<<<<

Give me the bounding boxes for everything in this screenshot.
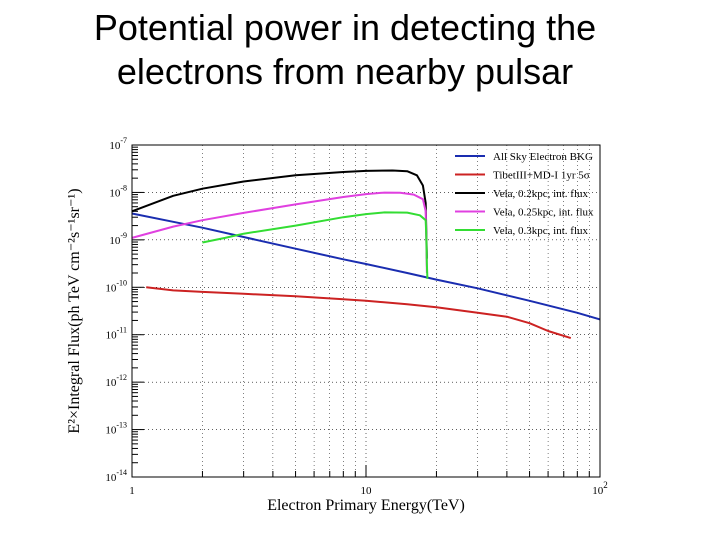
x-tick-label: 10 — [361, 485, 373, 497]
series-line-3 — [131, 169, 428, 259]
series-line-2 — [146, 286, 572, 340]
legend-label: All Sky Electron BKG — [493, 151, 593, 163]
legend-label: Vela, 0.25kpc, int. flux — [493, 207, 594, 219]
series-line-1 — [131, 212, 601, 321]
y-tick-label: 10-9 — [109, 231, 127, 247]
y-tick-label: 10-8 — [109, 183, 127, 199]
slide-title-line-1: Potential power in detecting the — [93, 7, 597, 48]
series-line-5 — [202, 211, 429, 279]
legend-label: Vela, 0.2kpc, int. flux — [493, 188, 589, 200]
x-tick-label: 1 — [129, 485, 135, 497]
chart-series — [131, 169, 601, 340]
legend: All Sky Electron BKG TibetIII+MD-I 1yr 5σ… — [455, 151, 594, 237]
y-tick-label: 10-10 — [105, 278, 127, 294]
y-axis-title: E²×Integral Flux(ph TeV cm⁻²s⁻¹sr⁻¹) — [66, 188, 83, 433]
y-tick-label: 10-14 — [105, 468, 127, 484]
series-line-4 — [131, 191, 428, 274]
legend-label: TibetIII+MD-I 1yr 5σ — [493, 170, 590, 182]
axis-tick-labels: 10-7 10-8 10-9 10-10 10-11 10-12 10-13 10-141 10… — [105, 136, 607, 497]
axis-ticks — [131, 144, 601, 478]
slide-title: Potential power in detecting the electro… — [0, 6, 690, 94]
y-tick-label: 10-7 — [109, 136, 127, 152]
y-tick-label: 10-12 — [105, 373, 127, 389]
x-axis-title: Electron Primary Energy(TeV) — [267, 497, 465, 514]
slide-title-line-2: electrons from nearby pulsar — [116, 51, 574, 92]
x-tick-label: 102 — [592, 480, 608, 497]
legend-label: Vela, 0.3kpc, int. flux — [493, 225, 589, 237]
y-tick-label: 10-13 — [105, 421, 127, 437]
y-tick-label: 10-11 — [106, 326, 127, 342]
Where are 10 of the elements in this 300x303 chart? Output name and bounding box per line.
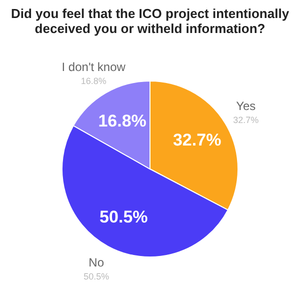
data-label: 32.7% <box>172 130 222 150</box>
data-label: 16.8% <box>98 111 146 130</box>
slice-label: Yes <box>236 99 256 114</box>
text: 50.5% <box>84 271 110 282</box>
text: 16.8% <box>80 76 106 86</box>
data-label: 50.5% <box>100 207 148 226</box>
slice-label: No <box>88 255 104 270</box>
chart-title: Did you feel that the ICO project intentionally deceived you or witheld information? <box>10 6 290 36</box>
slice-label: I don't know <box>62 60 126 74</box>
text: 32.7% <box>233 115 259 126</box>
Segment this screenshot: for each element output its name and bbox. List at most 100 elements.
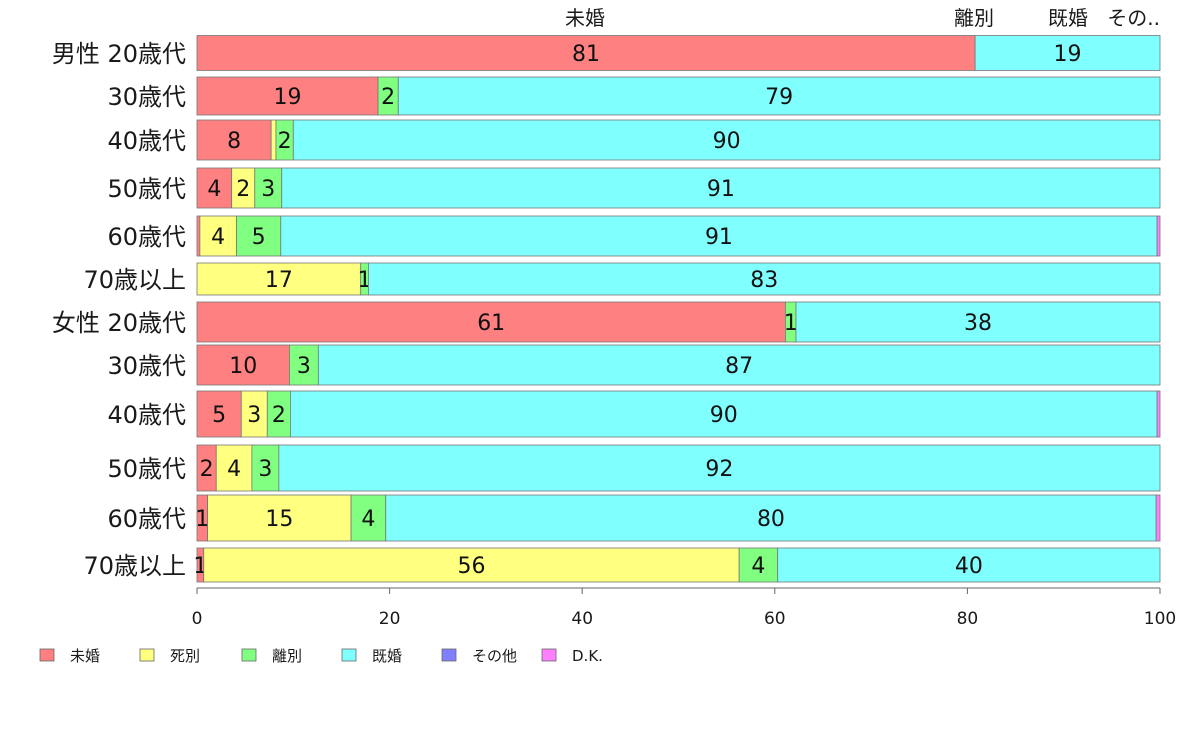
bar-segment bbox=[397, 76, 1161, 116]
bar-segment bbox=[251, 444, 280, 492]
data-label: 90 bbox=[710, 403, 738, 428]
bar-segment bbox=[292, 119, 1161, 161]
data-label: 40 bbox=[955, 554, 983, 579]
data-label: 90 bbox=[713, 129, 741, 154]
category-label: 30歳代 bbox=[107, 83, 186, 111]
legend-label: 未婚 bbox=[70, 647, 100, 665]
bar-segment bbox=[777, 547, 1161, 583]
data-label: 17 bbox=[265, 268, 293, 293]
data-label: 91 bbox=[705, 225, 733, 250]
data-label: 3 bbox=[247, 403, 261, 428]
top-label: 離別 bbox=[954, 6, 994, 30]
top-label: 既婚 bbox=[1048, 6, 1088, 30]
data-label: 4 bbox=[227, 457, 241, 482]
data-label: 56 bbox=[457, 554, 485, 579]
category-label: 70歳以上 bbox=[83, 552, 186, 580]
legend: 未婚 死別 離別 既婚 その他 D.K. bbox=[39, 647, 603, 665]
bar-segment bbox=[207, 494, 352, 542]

>>>>

Exercise goal
Retype the listing above line for line, without changing any character, and leave the pictures out of your answer.

Answer for this exercise
Give me the bounding boxes for everything in this screenshot.
x-tick-label: 10 — [361, 485, 373, 497]
series-line-3 — [131, 169, 428, 259]
series-line-2 — [146, 286, 572, 340]
legend-label: All Sky Electron BKG — [493, 151, 593, 163]
legend-label: Vela, 0.25kpc, int. flux — [493, 207, 594, 219]
series-line-1 — [131, 212, 601, 321]
y-tick-label: 10-9 — [109, 231, 127, 247]
y-tick-label: 10-8 — [109, 183, 127, 199]
slide-title-line-1: Potential power in detecting the — [93, 7, 597, 48]
series-line-5 — [202, 211, 429, 279]
legend-label: Vela, 0.2kpc, int. flux — [493, 188, 589, 200]
x-tick-label: 1 — [129, 485, 135, 497]
chart-series — [131, 169, 601, 340]
legend: All Sky Electron BKG TibetIII+MD-I 1yr 5σ… — [455, 151, 594, 237]
y-tick-label: 10-10 — [105, 278, 127, 294]
y-axis-title: E²×Integral Flux(ph TeV cm⁻²s⁻¹sr⁻¹) — [66, 188, 83, 433]
y-tick-label: 10-14 — [105, 468, 127, 484]
series-line-4 — [131, 191, 428, 274]
legend-label: TibetIII+MD-I 1yr 5σ — [493, 170, 590, 182]
axis-tick-labels: 10-7 10-8 10-9 10-10 10-11 10-12 10-13 10-141 10… — [105, 136, 607, 497]
axis-ticks — [131, 144, 601, 478]
slide-title: Potential power in detecting the electro… — [0, 6, 690, 94]
y-tick-label: 10-7 — [109, 136, 127, 152]
y-tick-label: 10-12 — [105, 373, 127, 389]
x-axis-title: Electron Primary Energy(TeV) — [267, 497, 465, 514]
slide-title-line-2: electrons from nearby pulsar — [116, 51, 574, 92]
x-tick-label: 102 — [592, 480, 608, 497]
legend-label: Vela, 0.3kpc, int. flux — [493, 225, 589, 237]
y-tick-label: 10-13 — [105, 421, 127, 437]
y-tick-label: 10-11 — [106, 326, 127, 342]
Where are 10 of the elements in this 300x303 chart? Output name and bounding box per line.
data-label: 32.7% <box>172 130 222 150</box>
data-label: 16.8% <box>98 111 146 130</box>
slice-label: Yes <box>236 99 256 114</box>
text: 50.5% <box>84 271 110 282</box>
text: 16.8% <box>80 76 106 86</box>
data-label: 50.5% <box>100 207 148 226</box>
slice-label: No <box>88 255 104 270</box>
chart-title: Did you feel that the ICO project intentionally deceived you or witheld information? <box>10 6 290 36</box>
slice-label: I don't know <box>62 60 126 74</box>
text: 32.7% <box>233 115 259 126</box>
Segment this screenshot: for each element output its name and bbox. List at most 100 elements.
bar-segment bbox=[397, 76, 1161, 116]
bar-segment bbox=[251, 444, 280, 492]
data-label: 90 bbox=[710, 403, 738, 428]
bar-segment bbox=[292, 119, 1161, 161]
data-label: 40 bbox=[955, 554, 983, 579]
data-label: 90 bbox=[713, 129, 741, 154]
category-label: 30歳代 bbox=[107, 83, 186, 111]
legend-label: 未婚 bbox=[70, 647, 100, 665]
bar-segment bbox=[777, 547, 1161, 583]
data-label: 17 bbox=[265, 268, 293, 293]
data-label: 91 bbox=[705, 225, 733, 250]
data-label: 3 bbox=[247, 403, 261, 428]
top-label: 離別 bbox=[954, 6, 994, 30]
top-label: 既婚 bbox=[1048, 6, 1088, 30]
data-label: 4 bbox=[227, 457, 241, 482]
data-label: 56 bbox=[457, 554, 485, 579]
category-label: 70歳以上 bbox=[83, 552, 186, 580]
legend: 未婚 死別 離別 既婚 その他 D.K. bbox=[39, 647, 603, 665]
bar-segment bbox=[207, 494, 352, 542]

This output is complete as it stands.